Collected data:
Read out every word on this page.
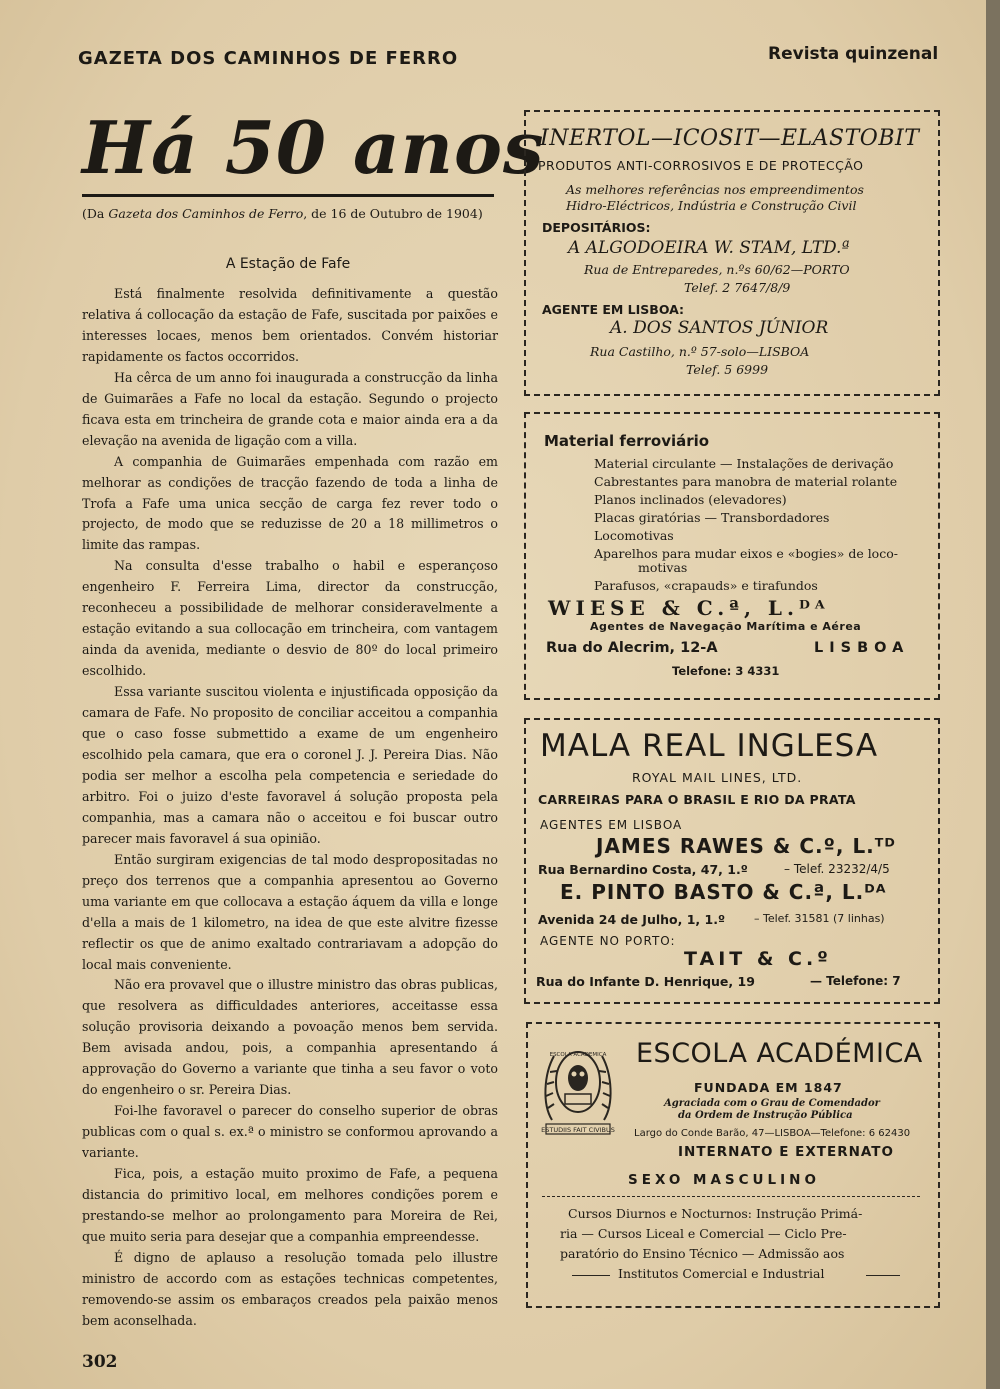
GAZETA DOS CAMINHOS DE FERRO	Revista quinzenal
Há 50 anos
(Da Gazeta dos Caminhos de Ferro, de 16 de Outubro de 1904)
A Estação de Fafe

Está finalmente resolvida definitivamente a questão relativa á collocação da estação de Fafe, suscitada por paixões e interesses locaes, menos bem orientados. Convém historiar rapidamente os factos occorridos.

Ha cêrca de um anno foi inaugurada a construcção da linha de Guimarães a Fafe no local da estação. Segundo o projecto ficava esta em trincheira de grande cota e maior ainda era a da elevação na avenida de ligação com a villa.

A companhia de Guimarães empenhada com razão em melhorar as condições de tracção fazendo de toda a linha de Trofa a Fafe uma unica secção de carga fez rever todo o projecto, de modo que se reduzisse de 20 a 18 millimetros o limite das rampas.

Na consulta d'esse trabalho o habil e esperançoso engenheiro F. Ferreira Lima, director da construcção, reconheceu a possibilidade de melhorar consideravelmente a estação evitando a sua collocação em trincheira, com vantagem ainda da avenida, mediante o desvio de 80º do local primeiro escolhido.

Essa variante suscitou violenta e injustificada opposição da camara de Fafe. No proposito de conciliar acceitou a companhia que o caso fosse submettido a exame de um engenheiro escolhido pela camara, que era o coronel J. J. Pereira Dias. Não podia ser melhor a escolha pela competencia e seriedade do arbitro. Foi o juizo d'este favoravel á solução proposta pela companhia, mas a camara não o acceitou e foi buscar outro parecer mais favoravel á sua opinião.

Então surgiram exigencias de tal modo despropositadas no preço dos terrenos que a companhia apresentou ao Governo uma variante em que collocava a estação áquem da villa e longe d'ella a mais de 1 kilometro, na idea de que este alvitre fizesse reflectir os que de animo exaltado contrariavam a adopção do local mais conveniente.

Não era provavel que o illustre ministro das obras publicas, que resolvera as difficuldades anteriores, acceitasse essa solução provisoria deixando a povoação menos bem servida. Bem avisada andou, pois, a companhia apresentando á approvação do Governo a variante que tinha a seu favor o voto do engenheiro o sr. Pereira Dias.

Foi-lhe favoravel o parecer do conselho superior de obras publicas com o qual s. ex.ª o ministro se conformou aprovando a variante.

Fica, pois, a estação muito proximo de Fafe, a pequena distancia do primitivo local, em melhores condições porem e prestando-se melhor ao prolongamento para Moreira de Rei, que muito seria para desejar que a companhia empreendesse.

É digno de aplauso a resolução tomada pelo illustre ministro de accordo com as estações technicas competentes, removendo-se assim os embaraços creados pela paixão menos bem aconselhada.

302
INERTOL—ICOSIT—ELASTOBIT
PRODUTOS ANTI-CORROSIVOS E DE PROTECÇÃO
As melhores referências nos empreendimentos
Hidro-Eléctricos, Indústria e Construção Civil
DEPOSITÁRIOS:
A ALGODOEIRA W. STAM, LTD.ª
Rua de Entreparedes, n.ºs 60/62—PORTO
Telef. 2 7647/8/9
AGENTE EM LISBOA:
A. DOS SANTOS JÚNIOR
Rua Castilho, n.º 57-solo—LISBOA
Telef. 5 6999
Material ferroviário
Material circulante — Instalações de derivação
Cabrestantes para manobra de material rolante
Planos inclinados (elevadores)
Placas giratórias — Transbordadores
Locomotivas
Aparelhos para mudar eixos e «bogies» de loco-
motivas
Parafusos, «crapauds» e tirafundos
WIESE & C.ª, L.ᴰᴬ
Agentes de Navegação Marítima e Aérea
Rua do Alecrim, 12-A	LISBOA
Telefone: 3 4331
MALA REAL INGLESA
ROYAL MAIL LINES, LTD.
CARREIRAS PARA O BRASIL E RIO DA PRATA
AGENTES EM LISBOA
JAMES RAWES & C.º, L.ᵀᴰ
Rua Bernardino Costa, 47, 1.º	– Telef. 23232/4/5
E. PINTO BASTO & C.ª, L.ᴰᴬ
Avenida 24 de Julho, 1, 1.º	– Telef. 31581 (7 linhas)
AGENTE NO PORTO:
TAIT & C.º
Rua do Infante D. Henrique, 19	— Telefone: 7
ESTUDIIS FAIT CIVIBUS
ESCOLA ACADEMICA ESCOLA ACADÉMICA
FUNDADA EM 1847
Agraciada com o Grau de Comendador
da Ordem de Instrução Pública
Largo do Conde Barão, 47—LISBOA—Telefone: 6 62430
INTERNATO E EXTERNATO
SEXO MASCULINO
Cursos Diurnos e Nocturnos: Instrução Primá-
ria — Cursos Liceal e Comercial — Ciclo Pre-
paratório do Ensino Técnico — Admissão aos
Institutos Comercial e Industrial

--

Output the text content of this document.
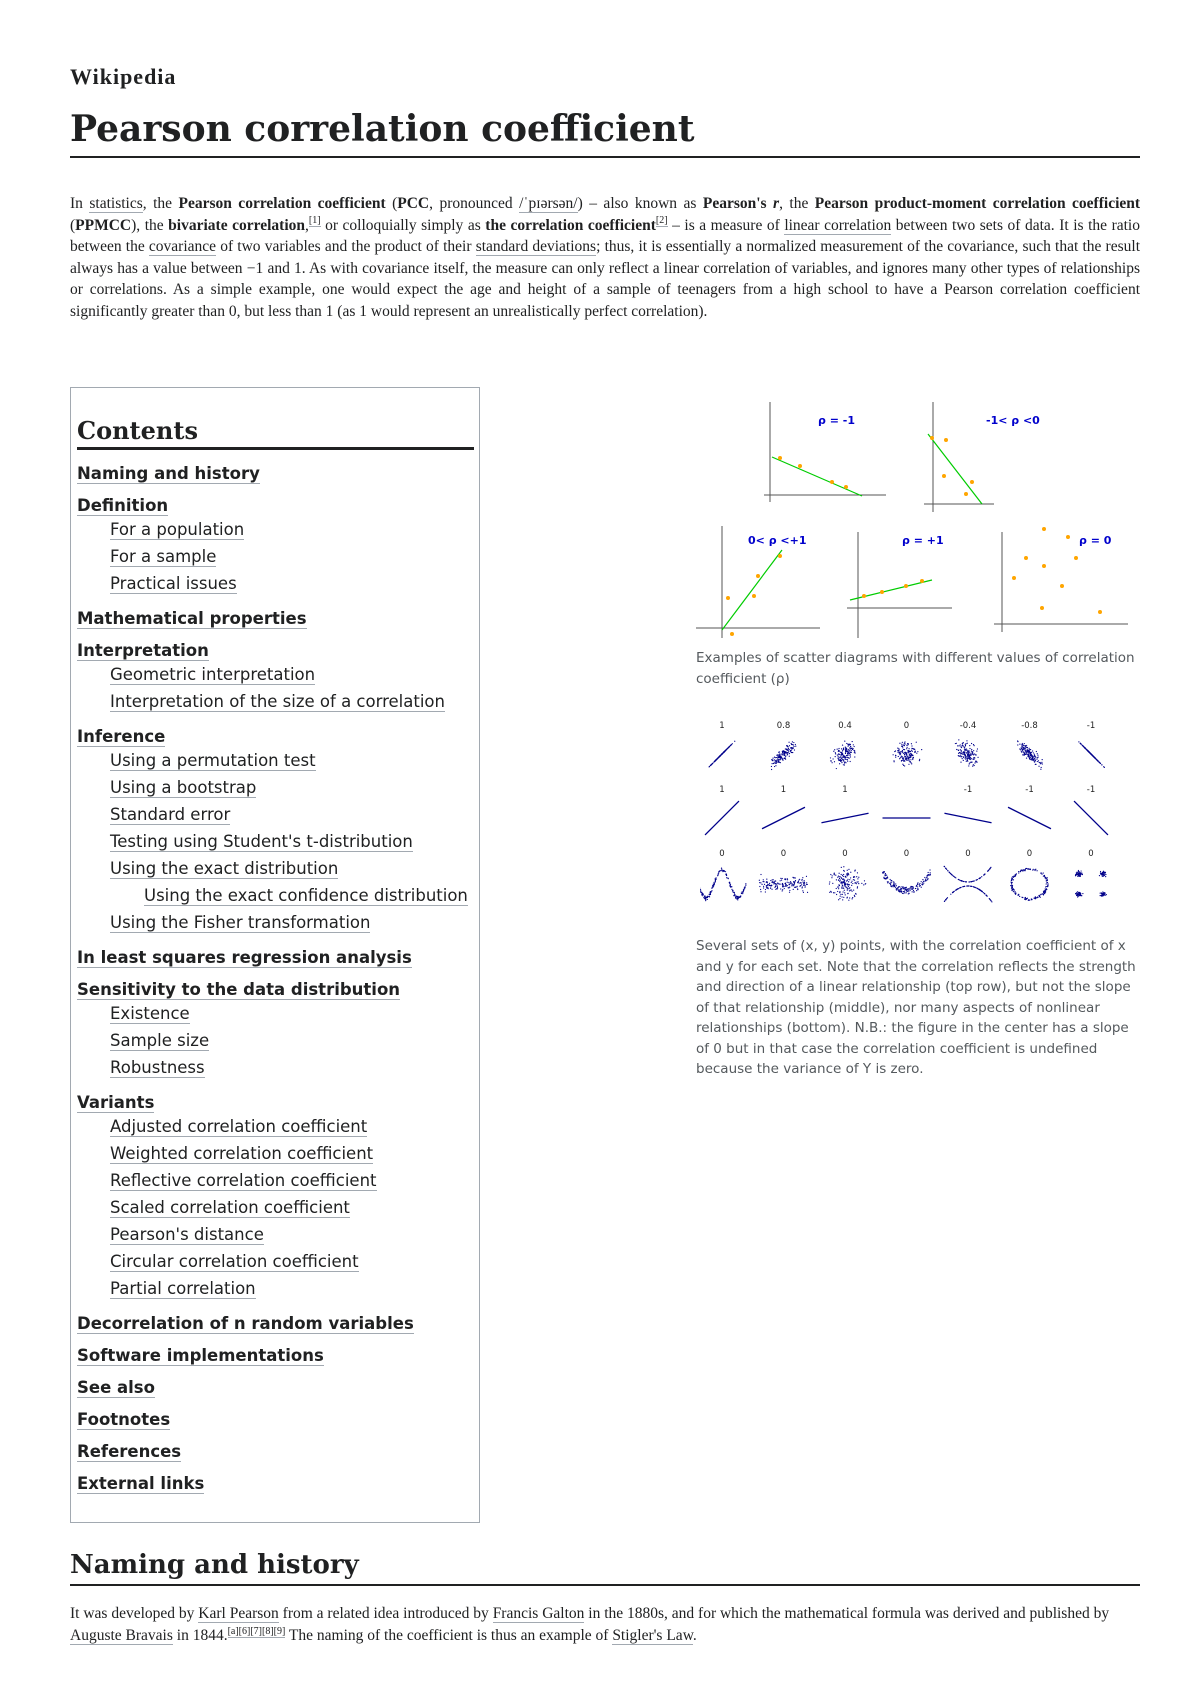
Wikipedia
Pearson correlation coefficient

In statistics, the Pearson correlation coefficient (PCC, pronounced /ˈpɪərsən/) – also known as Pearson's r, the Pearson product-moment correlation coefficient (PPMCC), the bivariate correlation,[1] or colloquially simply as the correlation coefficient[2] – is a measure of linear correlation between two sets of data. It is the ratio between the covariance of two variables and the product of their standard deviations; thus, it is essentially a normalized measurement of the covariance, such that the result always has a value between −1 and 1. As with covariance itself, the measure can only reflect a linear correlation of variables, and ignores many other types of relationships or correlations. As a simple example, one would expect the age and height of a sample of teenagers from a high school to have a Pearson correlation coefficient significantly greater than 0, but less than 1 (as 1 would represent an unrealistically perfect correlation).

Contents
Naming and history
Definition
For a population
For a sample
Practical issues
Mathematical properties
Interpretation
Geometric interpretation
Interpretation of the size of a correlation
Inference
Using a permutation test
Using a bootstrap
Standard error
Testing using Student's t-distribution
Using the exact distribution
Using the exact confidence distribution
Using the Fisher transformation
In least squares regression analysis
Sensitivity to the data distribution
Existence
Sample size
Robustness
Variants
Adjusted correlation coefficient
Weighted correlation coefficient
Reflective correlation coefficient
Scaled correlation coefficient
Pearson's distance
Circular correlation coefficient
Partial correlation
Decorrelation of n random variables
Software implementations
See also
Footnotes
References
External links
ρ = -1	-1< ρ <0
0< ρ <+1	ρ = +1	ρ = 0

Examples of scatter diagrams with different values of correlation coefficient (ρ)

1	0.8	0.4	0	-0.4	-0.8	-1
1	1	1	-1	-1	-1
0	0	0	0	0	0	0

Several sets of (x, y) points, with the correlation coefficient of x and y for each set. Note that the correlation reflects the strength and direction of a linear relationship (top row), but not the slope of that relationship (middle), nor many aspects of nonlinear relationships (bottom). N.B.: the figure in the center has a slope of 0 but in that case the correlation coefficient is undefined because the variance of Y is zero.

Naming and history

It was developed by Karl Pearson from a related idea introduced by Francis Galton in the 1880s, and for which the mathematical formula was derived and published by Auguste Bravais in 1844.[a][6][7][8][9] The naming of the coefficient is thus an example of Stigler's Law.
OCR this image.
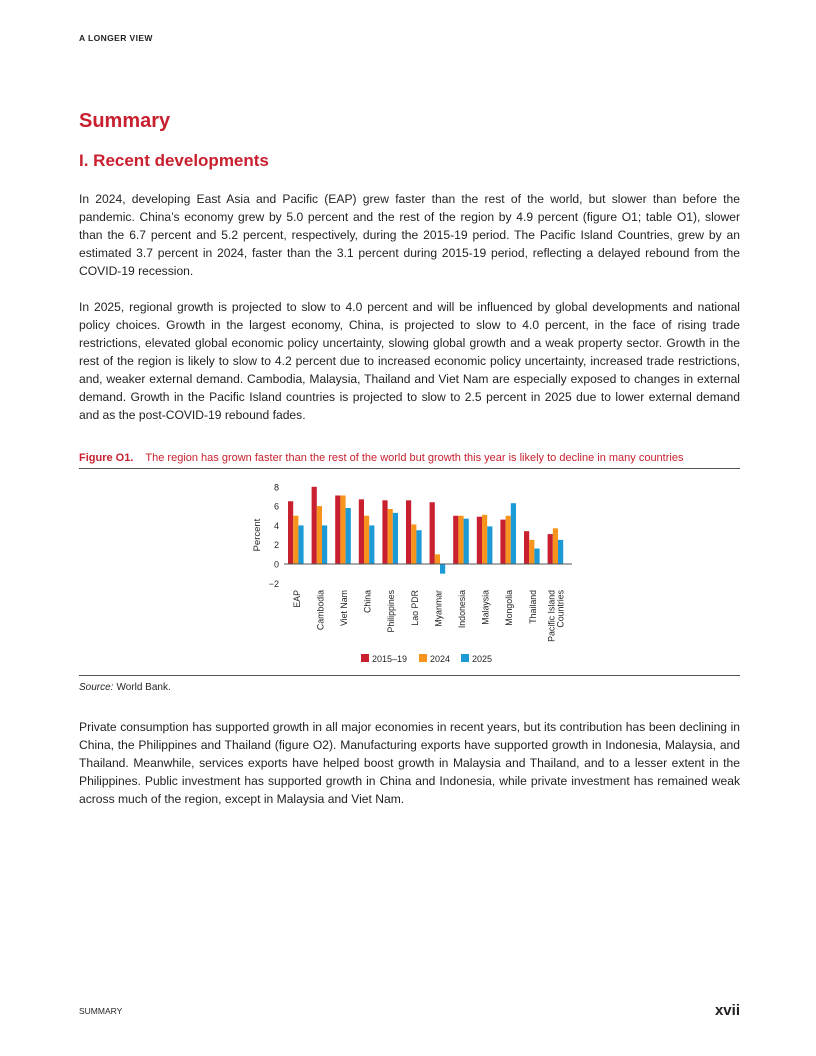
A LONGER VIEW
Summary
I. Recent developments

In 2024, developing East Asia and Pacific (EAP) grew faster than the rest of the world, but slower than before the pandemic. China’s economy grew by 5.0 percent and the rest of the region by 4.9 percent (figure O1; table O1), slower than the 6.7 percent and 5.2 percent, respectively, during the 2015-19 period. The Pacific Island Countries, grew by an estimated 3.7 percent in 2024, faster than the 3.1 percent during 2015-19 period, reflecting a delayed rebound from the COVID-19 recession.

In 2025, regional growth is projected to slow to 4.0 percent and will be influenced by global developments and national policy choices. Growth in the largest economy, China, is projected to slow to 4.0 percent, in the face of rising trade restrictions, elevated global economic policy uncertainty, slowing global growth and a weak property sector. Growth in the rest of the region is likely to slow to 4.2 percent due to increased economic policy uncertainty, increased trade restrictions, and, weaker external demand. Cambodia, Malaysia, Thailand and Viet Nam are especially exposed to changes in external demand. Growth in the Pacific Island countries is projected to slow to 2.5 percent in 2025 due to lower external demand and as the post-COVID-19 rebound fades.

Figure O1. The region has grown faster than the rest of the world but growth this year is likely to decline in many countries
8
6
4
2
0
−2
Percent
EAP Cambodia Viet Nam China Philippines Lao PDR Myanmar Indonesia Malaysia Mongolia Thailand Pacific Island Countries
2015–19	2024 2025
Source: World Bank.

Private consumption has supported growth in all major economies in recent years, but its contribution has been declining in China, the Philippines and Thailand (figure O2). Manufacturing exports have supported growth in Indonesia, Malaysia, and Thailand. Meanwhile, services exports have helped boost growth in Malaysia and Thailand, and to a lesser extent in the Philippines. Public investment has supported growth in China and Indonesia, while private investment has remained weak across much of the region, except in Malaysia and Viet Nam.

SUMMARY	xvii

**Problem statement**
Return only the number of lines in the entries that contain the string "pois".

**Completed task**
2